— WHAT TO PRODUCE —
Check each line of the records for "JSON"; collect those that have it.

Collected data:
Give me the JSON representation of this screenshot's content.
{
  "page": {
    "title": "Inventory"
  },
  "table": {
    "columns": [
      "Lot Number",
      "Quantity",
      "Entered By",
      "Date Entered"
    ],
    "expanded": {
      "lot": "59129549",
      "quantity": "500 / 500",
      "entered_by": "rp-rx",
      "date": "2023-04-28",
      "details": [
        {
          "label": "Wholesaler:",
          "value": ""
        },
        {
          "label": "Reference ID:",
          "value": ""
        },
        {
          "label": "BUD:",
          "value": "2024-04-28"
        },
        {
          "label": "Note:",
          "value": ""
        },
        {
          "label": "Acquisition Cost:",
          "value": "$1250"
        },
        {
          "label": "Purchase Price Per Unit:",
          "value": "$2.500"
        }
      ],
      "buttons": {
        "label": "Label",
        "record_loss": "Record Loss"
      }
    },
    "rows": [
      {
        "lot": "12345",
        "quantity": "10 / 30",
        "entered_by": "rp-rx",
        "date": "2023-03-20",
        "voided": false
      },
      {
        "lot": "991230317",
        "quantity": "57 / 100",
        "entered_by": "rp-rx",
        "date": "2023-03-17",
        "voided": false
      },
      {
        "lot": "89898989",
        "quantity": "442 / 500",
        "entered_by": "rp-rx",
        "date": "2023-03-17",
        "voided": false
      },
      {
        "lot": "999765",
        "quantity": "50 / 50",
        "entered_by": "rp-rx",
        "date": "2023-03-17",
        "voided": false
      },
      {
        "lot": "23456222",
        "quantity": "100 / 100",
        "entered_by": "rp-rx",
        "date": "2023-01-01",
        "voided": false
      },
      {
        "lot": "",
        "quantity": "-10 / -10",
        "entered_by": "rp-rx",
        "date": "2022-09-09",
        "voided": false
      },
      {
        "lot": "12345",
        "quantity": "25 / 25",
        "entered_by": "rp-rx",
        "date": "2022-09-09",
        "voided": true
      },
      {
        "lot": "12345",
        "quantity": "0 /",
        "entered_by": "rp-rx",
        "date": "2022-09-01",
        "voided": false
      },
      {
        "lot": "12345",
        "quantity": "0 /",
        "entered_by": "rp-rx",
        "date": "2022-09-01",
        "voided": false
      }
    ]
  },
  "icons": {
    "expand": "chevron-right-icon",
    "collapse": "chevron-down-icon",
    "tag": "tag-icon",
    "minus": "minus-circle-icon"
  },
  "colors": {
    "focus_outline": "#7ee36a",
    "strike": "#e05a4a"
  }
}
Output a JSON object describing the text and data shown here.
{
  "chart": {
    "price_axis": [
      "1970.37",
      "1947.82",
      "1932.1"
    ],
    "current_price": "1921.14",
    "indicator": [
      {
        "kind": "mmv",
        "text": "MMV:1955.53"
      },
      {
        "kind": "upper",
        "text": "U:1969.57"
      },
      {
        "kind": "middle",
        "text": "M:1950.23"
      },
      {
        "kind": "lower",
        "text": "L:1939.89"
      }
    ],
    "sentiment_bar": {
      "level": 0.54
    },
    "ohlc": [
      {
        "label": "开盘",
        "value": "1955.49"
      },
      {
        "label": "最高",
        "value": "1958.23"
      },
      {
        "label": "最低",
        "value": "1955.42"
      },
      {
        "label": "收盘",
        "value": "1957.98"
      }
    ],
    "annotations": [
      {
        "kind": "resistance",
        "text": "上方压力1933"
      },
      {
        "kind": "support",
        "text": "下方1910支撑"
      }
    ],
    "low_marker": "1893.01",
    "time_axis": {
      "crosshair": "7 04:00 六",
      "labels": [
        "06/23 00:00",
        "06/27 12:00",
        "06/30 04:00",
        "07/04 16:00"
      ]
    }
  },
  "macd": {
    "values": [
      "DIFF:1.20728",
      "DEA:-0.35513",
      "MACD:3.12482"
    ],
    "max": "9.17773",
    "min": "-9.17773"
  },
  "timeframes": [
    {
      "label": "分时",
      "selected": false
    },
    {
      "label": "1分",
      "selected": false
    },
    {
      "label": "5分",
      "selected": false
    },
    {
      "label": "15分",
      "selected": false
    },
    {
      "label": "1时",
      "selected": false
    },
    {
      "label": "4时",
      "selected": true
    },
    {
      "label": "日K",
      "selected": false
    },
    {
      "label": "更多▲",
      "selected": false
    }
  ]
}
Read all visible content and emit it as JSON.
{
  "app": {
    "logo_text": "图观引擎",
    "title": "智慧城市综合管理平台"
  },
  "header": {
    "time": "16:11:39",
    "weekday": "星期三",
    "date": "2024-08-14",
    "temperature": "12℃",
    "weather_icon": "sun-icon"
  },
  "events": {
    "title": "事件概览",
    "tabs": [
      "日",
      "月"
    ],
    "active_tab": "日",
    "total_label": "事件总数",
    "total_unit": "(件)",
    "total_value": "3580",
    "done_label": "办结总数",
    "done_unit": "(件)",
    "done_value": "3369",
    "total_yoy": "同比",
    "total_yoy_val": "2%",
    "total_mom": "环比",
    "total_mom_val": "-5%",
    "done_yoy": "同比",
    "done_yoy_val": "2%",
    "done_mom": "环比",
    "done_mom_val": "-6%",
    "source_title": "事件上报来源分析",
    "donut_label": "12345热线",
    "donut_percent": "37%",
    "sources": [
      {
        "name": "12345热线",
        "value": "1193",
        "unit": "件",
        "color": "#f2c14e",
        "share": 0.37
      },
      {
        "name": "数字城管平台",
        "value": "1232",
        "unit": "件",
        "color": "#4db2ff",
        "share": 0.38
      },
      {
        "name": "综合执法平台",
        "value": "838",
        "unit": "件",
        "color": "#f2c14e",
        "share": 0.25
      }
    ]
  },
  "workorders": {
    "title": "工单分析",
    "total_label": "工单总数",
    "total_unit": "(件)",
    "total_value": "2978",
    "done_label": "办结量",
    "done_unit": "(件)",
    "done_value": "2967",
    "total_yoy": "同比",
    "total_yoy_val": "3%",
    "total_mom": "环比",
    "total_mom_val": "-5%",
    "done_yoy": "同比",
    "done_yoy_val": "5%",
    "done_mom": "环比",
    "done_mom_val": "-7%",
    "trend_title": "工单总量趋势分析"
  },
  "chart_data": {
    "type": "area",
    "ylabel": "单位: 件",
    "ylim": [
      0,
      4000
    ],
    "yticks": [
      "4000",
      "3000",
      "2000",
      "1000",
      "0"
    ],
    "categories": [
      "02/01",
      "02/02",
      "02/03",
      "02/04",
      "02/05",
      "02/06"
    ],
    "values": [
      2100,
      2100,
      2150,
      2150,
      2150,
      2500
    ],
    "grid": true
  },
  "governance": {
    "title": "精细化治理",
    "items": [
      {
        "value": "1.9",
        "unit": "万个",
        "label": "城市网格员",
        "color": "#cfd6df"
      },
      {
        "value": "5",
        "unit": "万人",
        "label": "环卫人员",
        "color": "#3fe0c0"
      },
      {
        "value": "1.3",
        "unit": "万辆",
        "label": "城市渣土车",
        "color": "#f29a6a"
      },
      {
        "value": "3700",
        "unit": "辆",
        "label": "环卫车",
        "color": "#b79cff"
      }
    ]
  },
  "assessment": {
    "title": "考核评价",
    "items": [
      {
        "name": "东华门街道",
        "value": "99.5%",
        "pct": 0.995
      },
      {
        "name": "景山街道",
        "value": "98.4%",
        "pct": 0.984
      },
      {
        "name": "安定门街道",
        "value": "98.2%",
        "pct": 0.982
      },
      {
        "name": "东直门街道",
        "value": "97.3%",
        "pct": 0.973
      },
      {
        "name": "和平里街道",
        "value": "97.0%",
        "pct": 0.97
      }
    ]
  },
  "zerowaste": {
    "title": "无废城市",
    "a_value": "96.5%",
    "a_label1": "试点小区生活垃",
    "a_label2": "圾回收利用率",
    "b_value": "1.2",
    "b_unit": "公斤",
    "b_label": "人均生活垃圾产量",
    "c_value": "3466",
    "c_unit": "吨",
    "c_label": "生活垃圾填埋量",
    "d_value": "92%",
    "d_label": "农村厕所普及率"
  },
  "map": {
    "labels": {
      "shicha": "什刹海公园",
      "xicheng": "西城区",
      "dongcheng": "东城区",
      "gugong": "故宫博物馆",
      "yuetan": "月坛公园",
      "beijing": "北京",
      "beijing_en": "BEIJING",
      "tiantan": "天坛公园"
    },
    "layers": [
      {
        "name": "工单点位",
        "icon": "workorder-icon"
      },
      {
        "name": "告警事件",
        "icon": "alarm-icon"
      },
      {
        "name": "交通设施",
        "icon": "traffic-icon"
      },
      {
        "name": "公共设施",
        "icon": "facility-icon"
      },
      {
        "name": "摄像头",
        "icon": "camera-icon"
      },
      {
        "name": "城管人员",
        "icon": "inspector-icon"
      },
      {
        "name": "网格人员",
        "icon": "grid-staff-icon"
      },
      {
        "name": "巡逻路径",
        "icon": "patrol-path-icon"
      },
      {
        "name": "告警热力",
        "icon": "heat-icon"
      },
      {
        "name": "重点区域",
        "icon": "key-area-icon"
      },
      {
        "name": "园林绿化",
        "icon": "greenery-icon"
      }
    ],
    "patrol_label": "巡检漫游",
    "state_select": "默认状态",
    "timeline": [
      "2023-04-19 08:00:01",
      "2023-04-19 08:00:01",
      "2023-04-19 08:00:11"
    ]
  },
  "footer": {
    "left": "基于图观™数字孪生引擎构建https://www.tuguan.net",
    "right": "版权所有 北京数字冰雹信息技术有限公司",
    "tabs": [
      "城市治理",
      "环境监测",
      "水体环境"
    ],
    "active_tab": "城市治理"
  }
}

— RESULT OF THIS EXERCISE —
Give me the JSON representation of this screenshot's content.
Output a JSON object describing the text and data shown here.
Read all visible content and emit it as JSON.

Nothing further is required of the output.